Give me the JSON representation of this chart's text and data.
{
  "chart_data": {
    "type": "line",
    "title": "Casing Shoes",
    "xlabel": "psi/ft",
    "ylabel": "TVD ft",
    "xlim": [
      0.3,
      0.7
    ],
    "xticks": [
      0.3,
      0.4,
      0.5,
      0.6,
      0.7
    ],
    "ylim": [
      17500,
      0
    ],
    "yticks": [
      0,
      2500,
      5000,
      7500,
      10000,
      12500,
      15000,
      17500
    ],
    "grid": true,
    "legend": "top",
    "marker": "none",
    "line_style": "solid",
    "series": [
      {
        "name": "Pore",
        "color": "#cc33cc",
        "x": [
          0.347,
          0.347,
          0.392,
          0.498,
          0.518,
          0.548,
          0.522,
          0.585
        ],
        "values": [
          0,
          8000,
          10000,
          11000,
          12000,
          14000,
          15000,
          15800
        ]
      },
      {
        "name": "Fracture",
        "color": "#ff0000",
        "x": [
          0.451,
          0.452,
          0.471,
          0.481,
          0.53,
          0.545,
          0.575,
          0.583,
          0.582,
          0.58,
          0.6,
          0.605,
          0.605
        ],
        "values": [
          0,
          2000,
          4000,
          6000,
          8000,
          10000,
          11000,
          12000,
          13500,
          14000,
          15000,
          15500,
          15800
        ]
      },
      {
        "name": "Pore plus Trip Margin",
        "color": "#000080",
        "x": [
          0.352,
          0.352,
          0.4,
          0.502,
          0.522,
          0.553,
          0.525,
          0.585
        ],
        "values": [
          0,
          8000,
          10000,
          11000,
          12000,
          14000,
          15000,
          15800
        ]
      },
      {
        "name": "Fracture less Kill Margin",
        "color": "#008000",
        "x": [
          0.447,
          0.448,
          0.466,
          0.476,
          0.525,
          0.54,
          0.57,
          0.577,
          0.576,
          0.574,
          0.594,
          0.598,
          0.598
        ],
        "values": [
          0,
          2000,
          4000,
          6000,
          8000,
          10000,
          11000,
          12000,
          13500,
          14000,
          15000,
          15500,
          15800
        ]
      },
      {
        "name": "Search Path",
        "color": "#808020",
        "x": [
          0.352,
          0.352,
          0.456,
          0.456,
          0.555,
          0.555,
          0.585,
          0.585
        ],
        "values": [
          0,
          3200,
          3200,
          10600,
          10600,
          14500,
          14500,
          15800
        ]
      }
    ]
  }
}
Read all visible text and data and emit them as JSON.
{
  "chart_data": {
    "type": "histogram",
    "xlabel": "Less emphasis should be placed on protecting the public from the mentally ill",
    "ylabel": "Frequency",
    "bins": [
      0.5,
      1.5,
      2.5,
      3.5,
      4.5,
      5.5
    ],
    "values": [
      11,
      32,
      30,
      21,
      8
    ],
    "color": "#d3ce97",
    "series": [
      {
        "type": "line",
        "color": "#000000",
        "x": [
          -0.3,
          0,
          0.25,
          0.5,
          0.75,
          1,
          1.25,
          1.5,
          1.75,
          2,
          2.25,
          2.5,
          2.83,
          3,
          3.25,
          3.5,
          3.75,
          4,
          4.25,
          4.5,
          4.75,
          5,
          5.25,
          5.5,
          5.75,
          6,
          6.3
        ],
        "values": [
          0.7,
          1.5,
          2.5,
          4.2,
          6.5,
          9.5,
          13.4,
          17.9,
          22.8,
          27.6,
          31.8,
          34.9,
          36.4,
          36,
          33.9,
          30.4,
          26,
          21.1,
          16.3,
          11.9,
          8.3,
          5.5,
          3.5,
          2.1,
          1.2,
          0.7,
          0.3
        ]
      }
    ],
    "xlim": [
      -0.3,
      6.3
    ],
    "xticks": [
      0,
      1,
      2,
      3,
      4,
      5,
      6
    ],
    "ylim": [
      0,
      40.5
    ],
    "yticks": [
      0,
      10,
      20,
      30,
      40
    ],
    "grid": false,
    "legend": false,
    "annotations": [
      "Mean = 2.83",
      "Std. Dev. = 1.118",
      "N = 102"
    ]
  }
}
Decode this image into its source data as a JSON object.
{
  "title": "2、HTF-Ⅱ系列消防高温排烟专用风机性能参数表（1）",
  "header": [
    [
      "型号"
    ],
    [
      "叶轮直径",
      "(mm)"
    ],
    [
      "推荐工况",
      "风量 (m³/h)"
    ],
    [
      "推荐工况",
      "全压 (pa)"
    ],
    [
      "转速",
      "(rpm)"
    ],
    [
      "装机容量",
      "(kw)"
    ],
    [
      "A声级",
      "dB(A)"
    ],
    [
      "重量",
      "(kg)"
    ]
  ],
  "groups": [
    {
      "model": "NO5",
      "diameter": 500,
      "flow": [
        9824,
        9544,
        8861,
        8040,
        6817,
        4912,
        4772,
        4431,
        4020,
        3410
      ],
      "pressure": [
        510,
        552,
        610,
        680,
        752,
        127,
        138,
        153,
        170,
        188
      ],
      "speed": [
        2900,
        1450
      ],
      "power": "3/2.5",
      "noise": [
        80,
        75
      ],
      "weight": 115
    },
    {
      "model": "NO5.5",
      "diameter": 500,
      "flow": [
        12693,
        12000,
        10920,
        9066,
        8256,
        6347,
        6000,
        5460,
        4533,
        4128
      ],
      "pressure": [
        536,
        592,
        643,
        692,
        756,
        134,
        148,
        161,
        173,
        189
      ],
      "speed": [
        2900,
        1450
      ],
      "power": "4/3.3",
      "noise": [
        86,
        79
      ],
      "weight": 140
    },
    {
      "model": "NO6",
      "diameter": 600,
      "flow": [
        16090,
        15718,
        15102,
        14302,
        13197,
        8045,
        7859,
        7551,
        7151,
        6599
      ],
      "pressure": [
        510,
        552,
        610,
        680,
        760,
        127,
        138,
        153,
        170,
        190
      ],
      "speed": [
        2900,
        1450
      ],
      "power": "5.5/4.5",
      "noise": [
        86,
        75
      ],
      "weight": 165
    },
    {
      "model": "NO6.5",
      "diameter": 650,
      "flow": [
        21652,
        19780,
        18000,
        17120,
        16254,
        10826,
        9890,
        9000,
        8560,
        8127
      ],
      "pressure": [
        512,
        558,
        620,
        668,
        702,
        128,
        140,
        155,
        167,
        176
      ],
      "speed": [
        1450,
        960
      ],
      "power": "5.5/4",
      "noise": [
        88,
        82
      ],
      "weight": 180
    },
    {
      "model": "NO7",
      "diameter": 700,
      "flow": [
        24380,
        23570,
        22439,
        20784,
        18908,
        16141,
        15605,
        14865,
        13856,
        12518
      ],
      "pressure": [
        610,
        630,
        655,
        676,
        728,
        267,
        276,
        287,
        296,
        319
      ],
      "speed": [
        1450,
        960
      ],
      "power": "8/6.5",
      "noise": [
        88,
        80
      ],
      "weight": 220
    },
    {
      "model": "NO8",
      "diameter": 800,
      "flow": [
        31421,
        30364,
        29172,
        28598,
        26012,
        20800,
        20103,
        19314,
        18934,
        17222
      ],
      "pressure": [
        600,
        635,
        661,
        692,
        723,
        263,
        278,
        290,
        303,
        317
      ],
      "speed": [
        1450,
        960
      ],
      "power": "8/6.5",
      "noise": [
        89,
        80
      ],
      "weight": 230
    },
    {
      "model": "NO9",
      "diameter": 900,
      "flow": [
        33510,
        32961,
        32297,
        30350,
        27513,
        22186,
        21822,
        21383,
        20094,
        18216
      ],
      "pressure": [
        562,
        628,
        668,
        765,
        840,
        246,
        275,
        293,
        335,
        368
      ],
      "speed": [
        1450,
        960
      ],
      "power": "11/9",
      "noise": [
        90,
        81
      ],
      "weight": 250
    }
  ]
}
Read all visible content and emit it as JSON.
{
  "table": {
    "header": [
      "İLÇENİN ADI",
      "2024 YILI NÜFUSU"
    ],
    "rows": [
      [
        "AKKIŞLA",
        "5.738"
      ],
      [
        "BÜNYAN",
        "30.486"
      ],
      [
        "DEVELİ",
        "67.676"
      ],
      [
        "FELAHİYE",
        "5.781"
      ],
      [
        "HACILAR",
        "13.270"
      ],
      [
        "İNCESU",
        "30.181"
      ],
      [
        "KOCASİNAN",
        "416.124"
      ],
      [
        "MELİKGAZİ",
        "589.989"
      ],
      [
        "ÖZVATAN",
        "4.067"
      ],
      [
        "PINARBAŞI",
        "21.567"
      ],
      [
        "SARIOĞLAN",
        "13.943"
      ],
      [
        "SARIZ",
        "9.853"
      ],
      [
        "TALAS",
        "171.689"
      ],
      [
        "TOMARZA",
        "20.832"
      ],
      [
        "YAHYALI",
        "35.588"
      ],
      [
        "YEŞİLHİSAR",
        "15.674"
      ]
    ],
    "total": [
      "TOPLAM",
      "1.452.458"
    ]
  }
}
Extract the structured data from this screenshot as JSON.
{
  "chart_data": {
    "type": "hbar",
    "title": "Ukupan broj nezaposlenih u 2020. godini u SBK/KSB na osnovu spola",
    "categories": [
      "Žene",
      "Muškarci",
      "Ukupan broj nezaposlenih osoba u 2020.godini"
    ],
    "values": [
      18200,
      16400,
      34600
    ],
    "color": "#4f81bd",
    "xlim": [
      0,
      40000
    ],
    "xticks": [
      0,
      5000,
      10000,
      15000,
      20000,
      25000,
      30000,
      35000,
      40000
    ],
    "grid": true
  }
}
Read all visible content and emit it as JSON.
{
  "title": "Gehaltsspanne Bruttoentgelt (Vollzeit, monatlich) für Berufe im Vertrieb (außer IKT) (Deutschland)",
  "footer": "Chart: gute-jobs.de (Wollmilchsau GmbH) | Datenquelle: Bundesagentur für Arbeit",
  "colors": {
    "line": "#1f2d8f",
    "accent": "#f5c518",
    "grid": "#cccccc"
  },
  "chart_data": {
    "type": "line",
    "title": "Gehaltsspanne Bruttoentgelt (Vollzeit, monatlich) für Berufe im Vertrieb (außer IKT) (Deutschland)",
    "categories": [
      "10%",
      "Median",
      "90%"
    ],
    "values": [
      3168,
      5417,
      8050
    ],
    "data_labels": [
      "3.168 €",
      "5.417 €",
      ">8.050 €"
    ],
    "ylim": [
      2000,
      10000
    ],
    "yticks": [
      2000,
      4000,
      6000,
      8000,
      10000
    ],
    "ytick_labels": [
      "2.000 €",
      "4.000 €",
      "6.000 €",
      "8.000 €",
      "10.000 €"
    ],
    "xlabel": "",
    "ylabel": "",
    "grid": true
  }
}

### Exercise prompt
From the entries above, pull out each line that includes "Vertrieb".

### The result
  "title": "Gehaltsspanne Bruttoentgelt (Vollzeit, monatlich) für Berufe im Vertrieb (außer IKT) (Deutschland)",
    "title": "Gehaltsspanne Bruttoentgelt (Vollzeit, monatlich) für Berufe im Vertrieb (außer IKT) (Deutschland)",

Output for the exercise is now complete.